──────── DATA SHOWN

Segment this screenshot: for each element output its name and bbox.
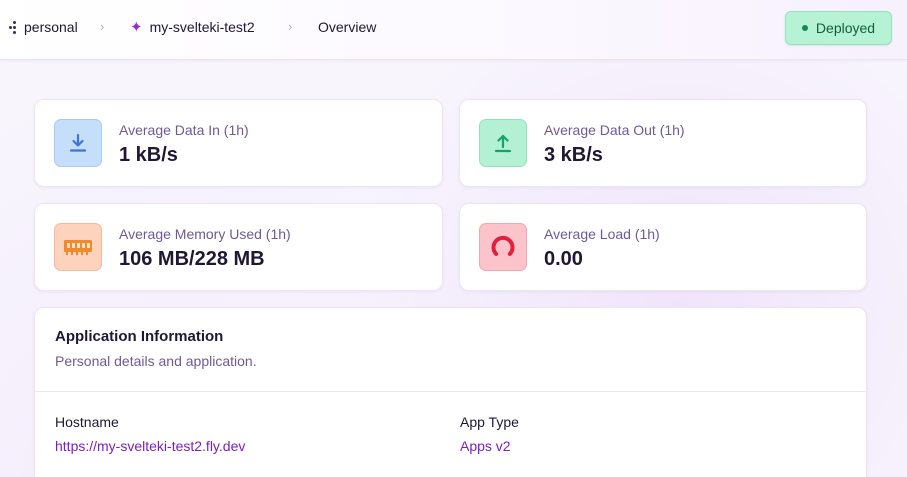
app-info-card: Application Information Personal details… <box>34 307 867 477</box>
org-icon <box>8 20 22 34</box>
app-info-subtitle: Personal details and application. <box>55 353 257 369</box>
breadcrumb-app-label: my-svelteki-test2 <box>149 19 255 35</box>
breadcrumb-page: Overview <box>318 19 376 35</box>
stat-label: Average Data Out (1h) <box>544 122 685 138</box>
stat-label: Average Load (1h) <box>544 226 660 242</box>
hostname-link[interactable]: https://my-svelteki-test2.fly.dev <box>55 438 245 454</box>
app-type-value: Apps v2 <box>460 438 511 454</box>
breadcrumb-org[interactable]: personal <box>8 19 78 35</box>
breadcrumb-org-label: personal <box>24 19 78 35</box>
stat-value: 106 MB/228 MB <box>119 248 265 270</box>
divider <box>35 391 866 392</box>
app-info-title: Application Information <box>55 328 224 345</box>
chevron-right-icon: › <box>100 19 105 34</box>
stat-label: Average Memory Used (1h) <box>119 226 291 242</box>
status-badge: Deployed <box>785 11 892 45</box>
stat-value: 0.00 <box>544 248 583 270</box>
sparkle-icon: ✦ <box>130 18 143 36</box>
status-badge-label: Deployed <box>815 20 876 36</box>
field-label-hostname: Hostname <box>55 414 119 430</box>
stat-card-data-in: Average Data In (1h) 1 kB/s <box>34 99 443 187</box>
chevron-right-icon: › <box>288 19 293 34</box>
stat-value: 3 kB/s <box>544 144 603 166</box>
download-icon <box>54 119 102 167</box>
breadcrumb-page-label: Overview <box>318 19 377 35</box>
stat-card-data-out: Average Data Out (1h) 3 kB/s <box>459 99 867 187</box>
status-dot-icon <box>801 25 808 31</box>
stat-value: 1 kB/s <box>119 144 178 166</box>
breadcrumb-app[interactable]: ✦ my-svelteki-test2 <box>130 19 255 35</box>
field-label-app-type: App Type <box>460 414 519 430</box>
stat-label: Average Data In (1h) <box>119 122 249 138</box>
gauge-icon <box>479 223 527 271</box>
stat-card-memory: Average Memory Used (1h) 106 MB/228 MB <box>34 203 443 291</box>
top-bar: personal › ✦ my-svelteki-test2 › Overvie… <box>0 0 907 60</box>
upload-icon <box>479 119 527 167</box>
memory-icon <box>54 223 102 271</box>
stat-card-load: Average Load (1h) 0.00 <box>459 203 867 291</box>
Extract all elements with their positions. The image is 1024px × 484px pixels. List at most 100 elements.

────────────────

Write out the material exactly as it appears, from the line with "app-info-card: Application Information" to the line with "stat-card-load: Average Load".

CORRECT RESPONSE:
app-info-card: Application Information Personal details… <box>34 307 867 477</box>
org-icon <box>8 20 22 34</box>
app-info-subtitle: Personal details and application. <box>55 353 257 369</box>
breadcrumb-app-label: my-svelteki-test2 <box>149 19 255 35</box>
breadcrumb-page: Overview <box>318 19 376 35</box>
stat-label: Average Data Out (1h) <box>544 122 685 138</box>
stat-label: Average Load (1h) <box>544 226 660 242</box>
hostname-link[interactable]: https://my-svelteki-test2.fly.dev <box>55 438 245 454</box>
app-type-value: Apps v2 <box>460 438 511 454</box>
breadcrumb-org[interactable]: personal <box>8 19 78 35</box>
breadcrumb-org-label: personal <box>24 19 78 35</box>
stat-value: 106 MB/228 MB <box>119 248 265 270</box>
divider <box>35 391 866 392</box>
app-info-title: Application Information <box>55 328 224 345</box>
chevron-right-icon: › <box>100 19 105 34</box>
stat-label: Average Memory Used (1h) <box>119 226 291 242</box>
status-badge: Deployed <box>785 11 892 45</box>
stat-value: 0.00 <box>544 248 583 270</box>
sparkle-icon: ✦ <box>130 18 143 36</box>
status-badge-label: Deployed <box>815 20 876 36</box>
field-label-hostname: Hostname <box>55 414 119 430</box>
stat-card-data-in: Average Data In (1h) 1 kB/s <box>34 99 443 187</box>
chevron-right-icon: › <box>288 19 293 34</box>
stat-value: 3 kB/s <box>544 144 603 166</box>
download-icon <box>54 119 102 167</box>
breadcrumb-page-label: Overview <box>318 19 377 35</box>
stat-card-data-out: Average Data Out (1h) 3 kB/s <box>459 99 867 187</box>
status-dot-icon <box>801 25 808 31</box>
stat-value: 1 kB/s <box>119 144 178 166</box>
breadcrumb-app[interactable]: ✦ my-svelteki-test2 <box>130 19 255 35</box>
field-label-app-type: App Type <box>460 414 519 430</box>
stat-label: Average Data In (1h) <box>119 122 249 138</box>
gauge-icon <box>479 223 527 271</box>
stat-card-memory: Average Memory Used (1h) 106 MB/228 MB <box>34 203 443 291</box>
top-bar: personal › ✦ my-svelteki-test2 › Overvie… <box>0 0 907 60</box>
upload-icon <box>479 119 527 167</box>
memory-icon <box>54 223 102 271</box>
stat-card-load: Average Load (1h) 0.00 <box>459 203 867 291</box>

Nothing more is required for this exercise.